### SHORT EXERCISE
Look for the string "темпер" in every line, and copy each line that has it.

================================

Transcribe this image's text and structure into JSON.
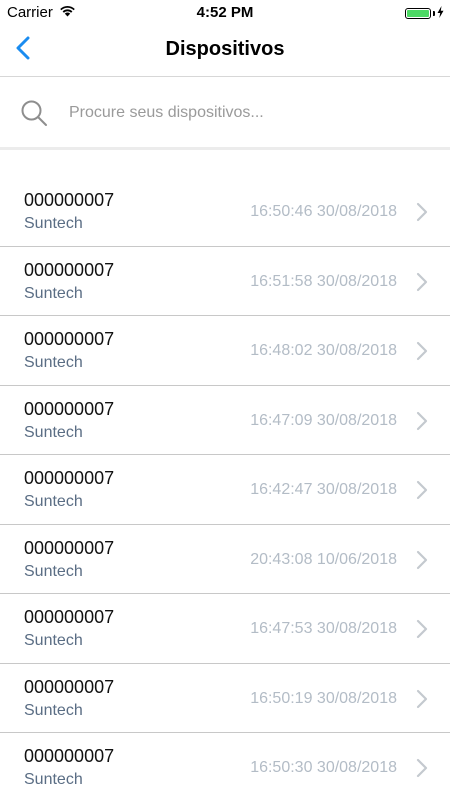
{
  "status_bar": {
    "carrier": "Carrier",
    "time": "4:52 PM",
    "icons": [
      "wifi-icon",
      "battery-icon",
      "charging-bolt-icon"
    ],
    "battery_color": "#4cd964"
  },
  "nav": {
    "title": "Dispositivos",
    "back_icon": "chevron-left-icon",
    "accent_color": "#1a8cf0"
  },
  "search": {
    "placeholder": "Procure seus dispositivos...",
    "value": "",
    "icon": "search-icon"
  },
  "devices": [
    {
      "id": "000000007",
      "brand": "Suntech",
      "timestamp": "16:50:46 30/08/2018"
    },
    {
      "id": "000000007",
      "brand": "Suntech",
      "timestamp": "16:51:58 30/08/2018"
    },
    {
      "id": "000000007",
      "brand": "Suntech",
      "timestamp": "16:48:02 30/08/2018"
    },
    {
      "id": "000000007",
      "brand": "Suntech",
      "timestamp": "16:47:09 30/08/2018"
    },
    {
      "id": "000000007",
      "brand": "Suntech",
      "timestamp": "16:42:47 30/08/2018"
    },
    {
      "id": "000000007",
      "brand": "Suntech",
      "timestamp": "20:43:08 10/06/2018"
    },
    {
      "id": "000000007",
      "brand": "Suntech",
      "timestamp": "16:47:53 30/08/2018"
    },
    {
      "id": "000000007",
      "brand": "Suntech",
      "timestamp": "16:50:19 30/08/2018"
    },
    {
      "id": "000000007",
      "brand": "Suntech",
      "timestamp": "16:50:30 30/08/2018"
    }
  ]
}
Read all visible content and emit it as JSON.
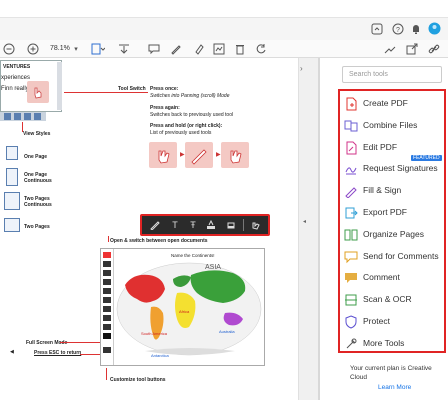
{
  "topbar": {
    "home_icon": "home-icon",
    "help_icon": "help-icon",
    "notification_icon": "bell-icon",
    "avatar_icon": "avatar-icon"
  },
  "toolbar": {
    "zoom_value": "78.1%"
  },
  "document": {
    "thumb_heading": "VENTURES",
    "thumb_line1": "xperiences",
    "thumb_line2": "Finn really",
    "tool_switch_label": "Tool Switch",
    "press_once_title": "Press once:",
    "press_once_text": "Switches into Panning (scroll) Mode",
    "press_again_title": "Press again:",
    "press_again_text": "Switches back to previously used tool",
    "press_hold_title": "Press and hold (or right click):",
    "press_hold_text": "List of previously used tools",
    "view_styles_label": "View Styles",
    "view_one_page": "One Page",
    "view_one_page_cont_1": "One Page",
    "view_one_page_cont_2": "Continuous",
    "view_two_pages_1": "Two Pages",
    "view_two_pages_2": "Continuous",
    "view_two_pages_3": "Two Pages",
    "open_switch_text": "Open & switch between open documents",
    "map_title": "Name the Continents!",
    "map_label_asia": "ASIA",
    "map_label_africa": "Africa",
    "map_label_south_america": "South America",
    "map_label_australia": "Australia",
    "map_label_antarctica": "Antarctica",
    "full_screen_label": "Full Screen Mode",
    "press_esc_label": "Press ESC to return",
    "customize_label": "Customize tool buttons"
  },
  "rightpanel": {
    "search_placeholder": "Search tools",
    "tools": [
      {
        "label": "Create PDF",
        "icon": "create-pdf-icon",
        "color": "#e0342f"
      },
      {
        "label": "Combine Files",
        "icon": "combine-files-icon",
        "color": "#6b5fd3"
      },
      {
        "label": "Edit PDF",
        "icon": "edit-pdf-icon",
        "color": "#d1338a"
      },
      {
        "label": "Request Signatures",
        "icon": "request-signatures-icon",
        "color": "#7a4fd0"
      },
      {
        "label": "Fill & Sign",
        "icon": "fill-sign-icon",
        "color": "#8b48c8"
      },
      {
        "label": "Export PDF",
        "icon": "export-pdf-icon",
        "color": "#2f9fd6"
      },
      {
        "label": "Organize Pages",
        "icon": "organize-pages-icon",
        "color": "#3f9d4b"
      },
      {
        "label": "Send for Comments",
        "icon": "send-comments-icon",
        "color": "#e0a020"
      },
      {
        "label": "Comment",
        "icon": "comment-icon",
        "color": "#e0a020"
      },
      {
        "label": "Scan & OCR",
        "icon": "scan-ocr-icon",
        "color": "#3f9d4b"
      },
      {
        "label": "Protect",
        "icon": "protect-icon",
        "color": "#5b4fd0"
      },
      {
        "label": "More Tools",
        "icon": "more-tools-icon",
        "color": "#555555"
      }
    ],
    "featured_badge": "FEATURED",
    "plan_text": "Your current plan is Creative Cloud",
    "learn_more": "Learn More"
  },
  "colors": {
    "highlight": "#e02424",
    "accent": "#1473e6"
  }
}
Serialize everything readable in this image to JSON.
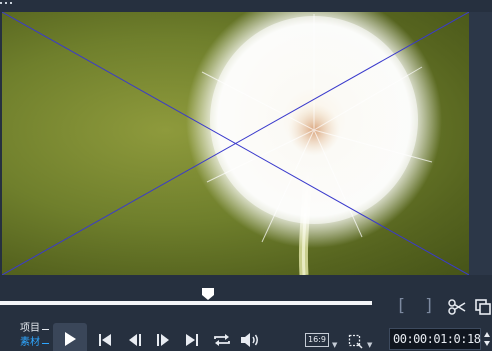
{
  "player": {
    "preview_subject": "dandelion-seed-head",
    "scrubber_position": 0.56
  },
  "mode": {
    "project_label": "项目",
    "clip_label": "素材",
    "active": "clip"
  },
  "controls": {
    "aspect_ratio": "16:9",
    "timecode": "00:00:01:0:18"
  },
  "colors": {
    "background": "#26303f",
    "scrubber": "#f3f5f8",
    "active_mode": "#2ea6ff",
    "guide_lines": "#3a3acc"
  },
  "icons": [
    "mark-in-icon",
    "mark-out-icon",
    "cut-icon",
    "copy-icon",
    "play-icon",
    "go-to-start-icon",
    "previous-frame-icon",
    "next-frame-icon",
    "go-to-end-icon",
    "repeat-icon",
    "volume-icon",
    "chevron-down-icon",
    "crop-icon"
  ]
}
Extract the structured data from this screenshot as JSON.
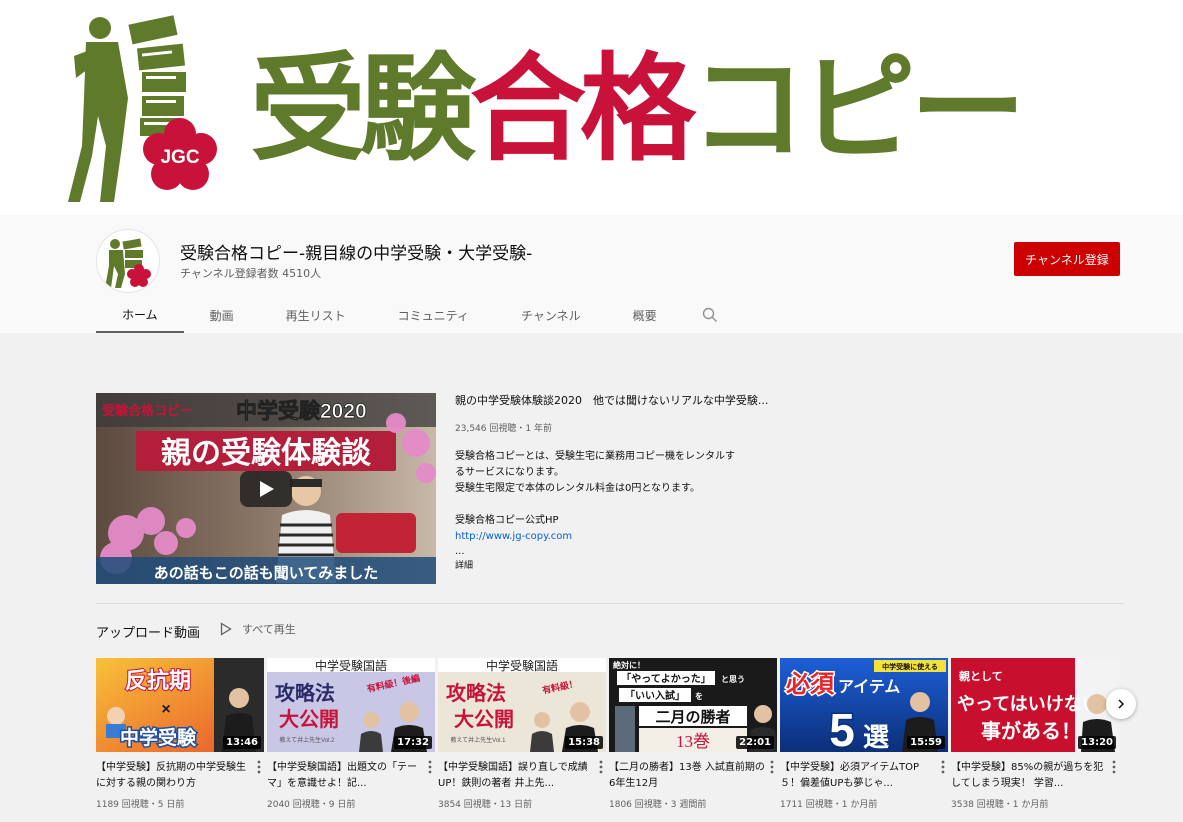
{
  "banner": {
    "logo_badge": "JGC",
    "title_part1": "受験",
    "title_part2": "合格",
    "title_part3": "コピー"
  },
  "channel": {
    "name": "受験合格コピー-親目線の中学受験・大学受験-",
    "subscribers": "チャンネル登録者数 4510人",
    "subscribe_label": "チャンネル登録"
  },
  "tabs": [
    {
      "label": "ホーム",
      "active": true
    },
    {
      "label": "動画"
    },
    {
      "label": "再生リスト"
    },
    {
      "label": "コミュニティ"
    },
    {
      "label": "チャンネル"
    },
    {
      "label": "概要"
    }
  ],
  "featured": {
    "thumb_brand": "受験合格コピー",
    "thumb_headline1": "中学受験2020",
    "thumb_headline2": "親の受験体験談",
    "thumb_caption": "あの話もこの話も聞いてみました",
    "title": "親の中学受験体験談2020　他では聞けないリアルな中学受験...",
    "meta": "23,546 回視聴・1 年前",
    "desc_lines": [
      "受験合格コピーとは、受験生宅に業務用コピー機をレンタルす",
      "るサービスになります。",
      "受験生宅限定で本体のレンタル料金は0円となります。",
      "",
      "受験合格コピー公式HP"
    ],
    "link": "http://www.jg-copy.com",
    "ellipsis": "...",
    "more": "詳細"
  },
  "shelf": {
    "title": "アップロード動画",
    "play_all": "すべて再生"
  },
  "videos": [
    {
      "thumb": {
        "t1": "反抗期",
        "t2": "×",
        "t3": "中学受験"
      },
      "duration": "13:46",
      "title": "【中学受験】反抗期の中学受験生に対する親の関わり方",
      "meta": "1189 回視聴・5 日前"
    },
    {
      "thumb": {
        "t1": "中学受験国語",
        "t2": "攻略法",
        "t3": "大公開",
        "t4": "有料級！後編",
        "t5": "教えて井上先生Vol.2"
      },
      "duration": "17:32",
      "title": "【中学受験国語】出題文の「テーマ」を意識せよ！記...",
      "meta": "2040 回視聴・9 日前"
    },
    {
      "thumb": {
        "t1": "中学受験国語",
        "t2": "攻略法",
        "t3": "大公開",
        "t4": "有料級！",
        "t5": "教えて井上先生Vol.1"
      },
      "duration": "15:38",
      "title": "【中学受験国語】誤り直しで成績UP！鉄則の著者 井上先...",
      "meta": "3854 回視聴・13 日前"
    },
    {
      "thumb": {
        "t0": "絶対に！",
        "t1": "「やってよかった」",
        "t2": "と思う",
        "t3": "「いい入試」",
        "t4": "を",
        "t5": "二月の勝者",
        "t6": "13巻"
      },
      "duration": "22:01",
      "title": "【二月の勝者】13巻 入試直前期の6年生12月",
      "meta": "1806 回視聴・3 週間前"
    },
    {
      "thumb": {
        "t0": "中学受験に使える",
        "t1": "必須",
        "t2": "アイテム",
        "t3": "5",
        "t4": "選"
      },
      "duration": "15:59",
      "title": "【中学受験】必須アイテムTOP５！偏差値UPも夢じゃ...",
      "meta": "1711 回視聴・1 か月前"
    },
    {
      "thumb": {
        "t1": "親として",
        "t2": "やってはいけない",
        "t3": "事がある！"
      },
      "duration": "13:20",
      "title": "【中学受験】85%の親が過ちを犯してしまう現実！ 学習...",
      "meta": "3538 回視聴・1 か月前"
    }
  ],
  "colors": {
    "brand_green": "#5e7a2a",
    "brand_red": "#c8123a",
    "subscribe": "#cc0000",
    "link": "#065fd4"
  }
}
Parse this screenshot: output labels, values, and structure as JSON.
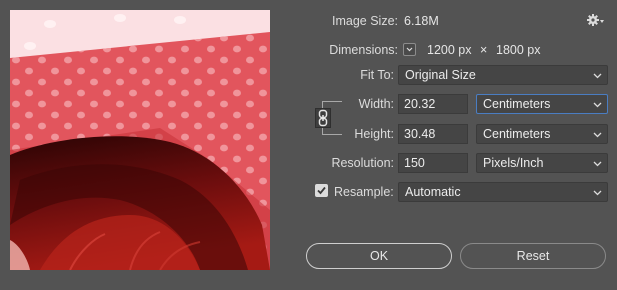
{
  "dialog": {
    "image_size_label": "Image Size:",
    "image_size_value": "6.18M",
    "dimensions_label": "Dimensions:",
    "dimensions_width": "1200 px",
    "dimensions_times": "×",
    "dimensions_height": "1800 px",
    "fit_to_label": "Fit To:",
    "fit_to_value": "Original Size",
    "width_label": "Width:",
    "width_value": "20.32",
    "width_unit": "Centimeters",
    "height_label": "Height:",
    "height_value": "30.48",
    "height_unit": "Centimeters",
    "resolution_label": "Resolution:",
    "resolution_value": "150",
    "resolution_unit": "Pixels/Inch",
    "resample_label": "Resample:",
    "resample_checked": true,
    "resample_value": "Automatic",
    "ok_label": "OK",
    "reset_label": "Reset"
  },
  "icons": {
    "settings": "gear-icon",
    "link": "chain-link-icon",
    "checkbox": "checkmark-icon",
    "dropdown": "chevron-down-icon"
  },
  "colors": {
    "background": "#535353",
    "field": "#454545",
    "focus_border": "#4a7dc2",
    "preview_pink": "#e0505a"
  }
}
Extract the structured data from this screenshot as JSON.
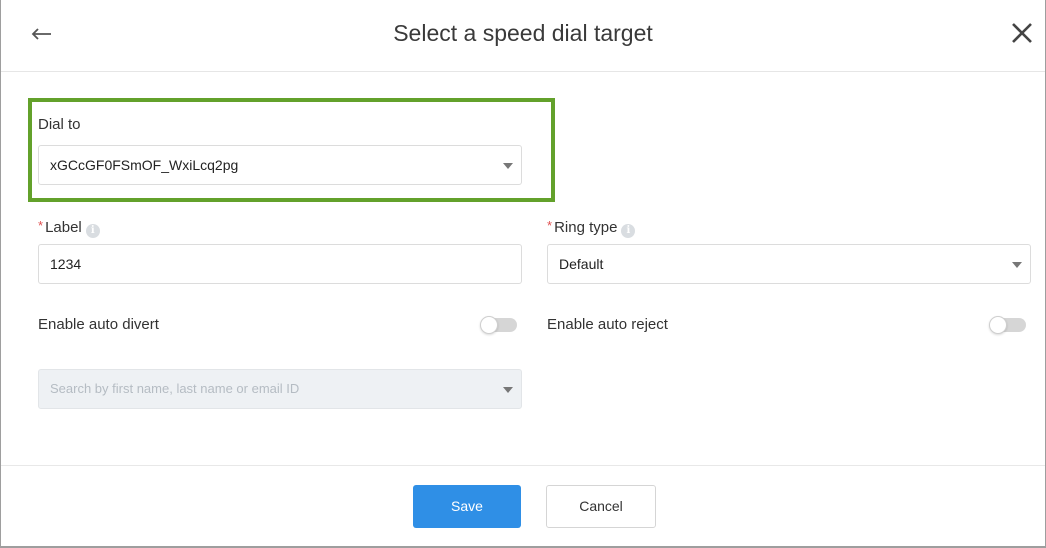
{
  "dialog": {
    "title": "Select a speed dial target",
    "back_icon": "arrow-left-icon",
    "close_icon": "close-icon"
  },
  "dial_to": {
    "label": "Dial to",
    "value": "xGCcGF0FSmOF_WxiLcq2pg",
    "highlight_color": "#63a12b"
  },
  "label_field": {
    "label": "Label",
    "required_mark": "*",
    "info_icon": "i",
    "value": "1234"
  },
  "ring_type": {
    "label": "Ring type",
    "required_mark": "*",
    "info_icon": "i",
    "value": "Default"
  },
  "auto_divert": {
    "label": "Enable auto divert",
    "enabled": false
  },
  "auto_reject": {
    "label": "Enable auto reject",
    "enabled": false
  },
  "search": {
    "placeholder": "Search by first name, last name or email ID"
  },
  "footer": {
    "save_label": "Save",
    "cancel_label": "Cancel",
    "save_color": "#2f8fe6"
  }
}
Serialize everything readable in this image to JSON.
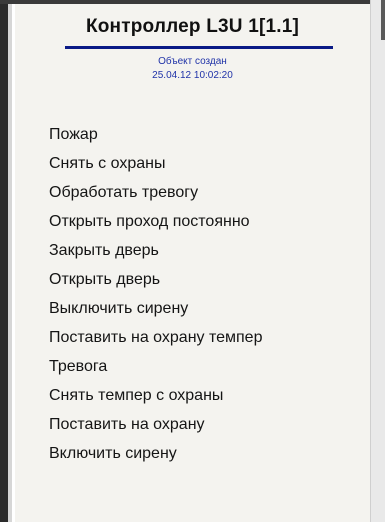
{
  "header": {
    "title": "Контроллер L3U 1[1.1]",
    "subtitle_line1": "Объект создан",
    "subtitle_line2": "25.04.12 10:02:20"
  },
  "menu": {
    "items": [
      {
        "label": "Пожар"
      },
      {
        "label": "Снять с охраны"
      },
      {
        "label": "Обработать тревогу"
      },
      {
        "label": "Открыть проход постоянно"
      },
      {
        "label": "Закрыть дверь"
      },
      {
        "label": "Открыть дверь"
      },
      {
        "label": "Выключить сирену"
      },
      {
        "label": "Поставить на охрану темпер"
      },
      {
        "label": "Тревога"
      },
      {
        "label": "Снять темпер с охраны"
      },
      {
        "label": "Поставить на охрану"
      },
      {
        "label": "Включить сирену"
      }
    ]
  },
  "colors": {
    "title_rule": "#0a1a86",
    "subtitle_text": "#2033a8",
    "menu_background": "#f4f3ef"
  }
}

================================

### RESULT OF THIS TASK
        "label": "Поставить на охрану темпер"
        "label": "Снять темпер с охраны"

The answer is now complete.